### [Goal]
Each entry below should be reproduced character for character.

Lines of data
+ + + +

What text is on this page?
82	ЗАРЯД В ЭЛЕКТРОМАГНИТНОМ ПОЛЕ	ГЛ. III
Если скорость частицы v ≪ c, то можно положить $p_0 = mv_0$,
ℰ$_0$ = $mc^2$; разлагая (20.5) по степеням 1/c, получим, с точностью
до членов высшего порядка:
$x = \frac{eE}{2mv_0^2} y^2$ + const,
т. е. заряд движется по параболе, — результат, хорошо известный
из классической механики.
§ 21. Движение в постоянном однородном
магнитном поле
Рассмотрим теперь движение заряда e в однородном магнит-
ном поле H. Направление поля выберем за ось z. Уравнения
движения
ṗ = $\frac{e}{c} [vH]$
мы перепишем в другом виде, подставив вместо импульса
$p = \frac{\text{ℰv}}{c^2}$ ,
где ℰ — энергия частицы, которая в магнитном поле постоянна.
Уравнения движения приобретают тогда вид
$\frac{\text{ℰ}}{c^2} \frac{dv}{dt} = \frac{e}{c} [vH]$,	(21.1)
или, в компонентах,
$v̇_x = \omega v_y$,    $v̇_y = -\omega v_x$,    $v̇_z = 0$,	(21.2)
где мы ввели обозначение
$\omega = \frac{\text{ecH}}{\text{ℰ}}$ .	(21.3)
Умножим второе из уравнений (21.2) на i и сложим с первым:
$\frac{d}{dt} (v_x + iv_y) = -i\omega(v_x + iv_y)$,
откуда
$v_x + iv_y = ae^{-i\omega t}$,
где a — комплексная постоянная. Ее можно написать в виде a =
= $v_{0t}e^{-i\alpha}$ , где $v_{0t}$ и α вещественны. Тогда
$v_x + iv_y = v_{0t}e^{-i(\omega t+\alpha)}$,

+ + + +

### [Task solution]
What text is on this page?
82	ЗАРЯД В ЭЛЕКТРОМАГНИТНОМ ПОЛЕ	ГЛ. III
Если скорость частицы v ≪ c, то можно положить $p_0 = mv_0$,
ℰ$_0$ = $mc^2$; разлагая (20.5) по степеням 1/c, получим, с точностью
до членов высшего порядка:
$x = \frac{eE}{2mv_0^2} y^2$ + const,
т. е. заряд движется по параболе, — результат, хорошо известный
из классической механики.
§ 21. Движение в постоянном однородном
магнитном поле
Рассмотрим теперь движение заряда e в однородном магнит-
ном поле H. Направление поля выберем за ось z. Уравнения
движения
ṗ = $\frac{e}{c} [vH]$
мы перепишем в другом виде, подставив вместо импульса
$p = \frac{\text{ℰv}}{c^2}$ ,
где ℰ — энергия частицы, которая в магнитном поле постоянна.
Уравнения движения приобретают тогда вид
$\frac{\text{ℰ}}{c^2} \frac{dv}{dt} = \frac{e}{c} [vH]$,	(21.1)
или, в компонентах,
$v̇_x = \omega v_y$,    $v̇_y = -\omega v_x$,    $v̇_z = 0$,	(21.2)
где мы ввели обозначение
$\omega = \frac{\text{ecH}}{\text{ℰ}}$ .	(21.3)
Умножим второе из уравнений (21.2) на i и сложим с первым:
$\frac{d}{dt} (v_x + iv_y) = -i\omega(v_x + iv_y)$,
откуда
$v_x + iv_y = ae^{-i\omega t}$,
где a — комплексная постоянная. Ее можно написать в виде a =
= $v_{0t}e^{-i\alpha}$ , где $v_{0t}$ и α вещественны. Тогда
$v_x + iv_y = v_{0t}e^{-i(\omega t+\alpha)}$,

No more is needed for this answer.